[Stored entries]
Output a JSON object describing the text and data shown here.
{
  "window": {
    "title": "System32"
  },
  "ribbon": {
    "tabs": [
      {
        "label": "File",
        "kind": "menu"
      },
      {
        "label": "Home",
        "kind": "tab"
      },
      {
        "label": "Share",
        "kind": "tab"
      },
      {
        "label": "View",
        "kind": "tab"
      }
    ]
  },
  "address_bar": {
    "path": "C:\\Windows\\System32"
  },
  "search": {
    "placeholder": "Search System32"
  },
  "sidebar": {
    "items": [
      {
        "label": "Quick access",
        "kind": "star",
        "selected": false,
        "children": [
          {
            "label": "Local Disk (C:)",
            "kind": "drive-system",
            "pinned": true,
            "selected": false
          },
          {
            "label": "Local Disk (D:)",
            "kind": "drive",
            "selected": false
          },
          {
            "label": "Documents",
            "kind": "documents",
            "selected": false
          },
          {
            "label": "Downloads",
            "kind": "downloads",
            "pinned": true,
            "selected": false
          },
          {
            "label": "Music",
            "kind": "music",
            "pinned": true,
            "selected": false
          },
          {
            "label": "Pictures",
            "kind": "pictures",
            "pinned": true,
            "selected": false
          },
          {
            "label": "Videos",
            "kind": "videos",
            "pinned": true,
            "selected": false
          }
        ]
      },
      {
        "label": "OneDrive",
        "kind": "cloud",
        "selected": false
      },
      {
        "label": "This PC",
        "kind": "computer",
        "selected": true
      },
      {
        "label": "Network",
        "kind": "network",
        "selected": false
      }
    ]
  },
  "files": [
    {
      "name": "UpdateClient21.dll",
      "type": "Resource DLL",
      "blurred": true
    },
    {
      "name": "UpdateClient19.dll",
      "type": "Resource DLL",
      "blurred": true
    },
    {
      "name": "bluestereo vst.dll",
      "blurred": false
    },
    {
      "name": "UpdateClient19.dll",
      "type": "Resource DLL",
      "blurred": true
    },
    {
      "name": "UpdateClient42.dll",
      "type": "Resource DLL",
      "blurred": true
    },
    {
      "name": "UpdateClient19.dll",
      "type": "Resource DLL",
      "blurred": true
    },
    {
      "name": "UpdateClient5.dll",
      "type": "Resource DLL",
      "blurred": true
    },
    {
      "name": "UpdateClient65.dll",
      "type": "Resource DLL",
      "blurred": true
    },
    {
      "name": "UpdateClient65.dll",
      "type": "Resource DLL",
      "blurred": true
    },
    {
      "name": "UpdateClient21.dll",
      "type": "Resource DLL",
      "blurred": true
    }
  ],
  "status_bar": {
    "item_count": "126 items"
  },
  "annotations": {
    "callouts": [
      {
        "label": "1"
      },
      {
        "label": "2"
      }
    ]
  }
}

## AIM OF THE TASK
Nothing in the data may differ; print all of it exactly as written.

## FINAL ANSWER
Output a JSON object describing the text and data shown here.
{
  "window": {
    "title": "System32"
  },
  "ribbon": {
    "tabs": [
      {
        "label": "File",
        "kind": "menu"
      },
      {
        "label": "Home",
        "kind": "tab"
      },
      {
        "label": "Share",
        "kind": "tab"
      },
      {
        "label": "View",
        "kind": "tab"
      }
    ]
  },
  "address_bar": {
    "path": "C:\\Windows\\System32"
  },
  "search": {
    "placeholder": "Search System32"
  },
  "sidebar": {
    "items": [
      {
        "label": "Quick access",
        "kind": "star",
        "selected": false,
        "children": [
          {
            "label": "Local Disk (C:)",
            "kind": "drive-system",
            "pinned": true,
            "selected": false
          },
          {
            "label": "Local Disk (D:)",
            "kind": "drive",
            "selected": false
          },
          {
            "label": "Documents",
            "kind": "documents",
            "selected": false
          },
          {
            "label": "Downloads",
            "kind": "downloads",
            "pinned": true,
            "selected": false
          },
          {
            "label": "Music",
            "kind": "music",
            "pinned": true,
            "selected": false
          },
          {
            "label": "Pictures",
            "kind": "pictures",
            "pinned": true,
            "selected": false
          },
          {
            "label": "Videos",
            "kind": "videos",
            "pinned": true,
            "selected": false
          }
        ]
      },
      {
        "label": "OneDrive",
        "kind": "cloud",
        "selected": false
      },
      {
        "label": "This PC",
        "kind": "computer",
        "selected": true
      },
      {
        "label": "Network",
        "kind": "network",
        "selected": false
      }
    ]
  },
  "files": [
    {
      "name": "UpdateClient21.dll",
      "type": "Resource DLL",
      "blurred": true
    },
    {
      "name": "UpdateClient19.dll",
      "type": "Resource DLL",
      "blurred": true
    },
    {
      "name": "bluestereo vst.dll",
      "blurred": false
    },
    {
      "name": "UpdateClient19.dll",
      "type": "Resource DLL",
      "blurred": true
    },
    {
      "name": "UpdateClient42.dll",
      "type": "Resource DLL",
      "blurred": true
    },
    {
      "name": "UpdateClient19.dll",
      "type": "Resource DLL",
      "blurred": true
    },
    {
      "name": "UpdateClient5.dll",
      "type": "Resource DLL",
      "blurred": true
    },
    {
      "name": "UpdateClient65.dll",
      "type": "Resource DLL",
      "blurred": true
    },
    {
      "name": "UpdateClient65.dll",
      "type": "Resource DLL",
      "blurred": true
    },
    {
      "name": "UpdateClient21.dll",
      "type": "Resource DLL",
      "blurred": true
    }
  ],
  "status_bar": {
    "item_count": "126 items"
  },
  "annotations": {
    "callouts": [
      {
        "label": "1"
      },
      {
        "label": "2"
      }
    ]
  }
}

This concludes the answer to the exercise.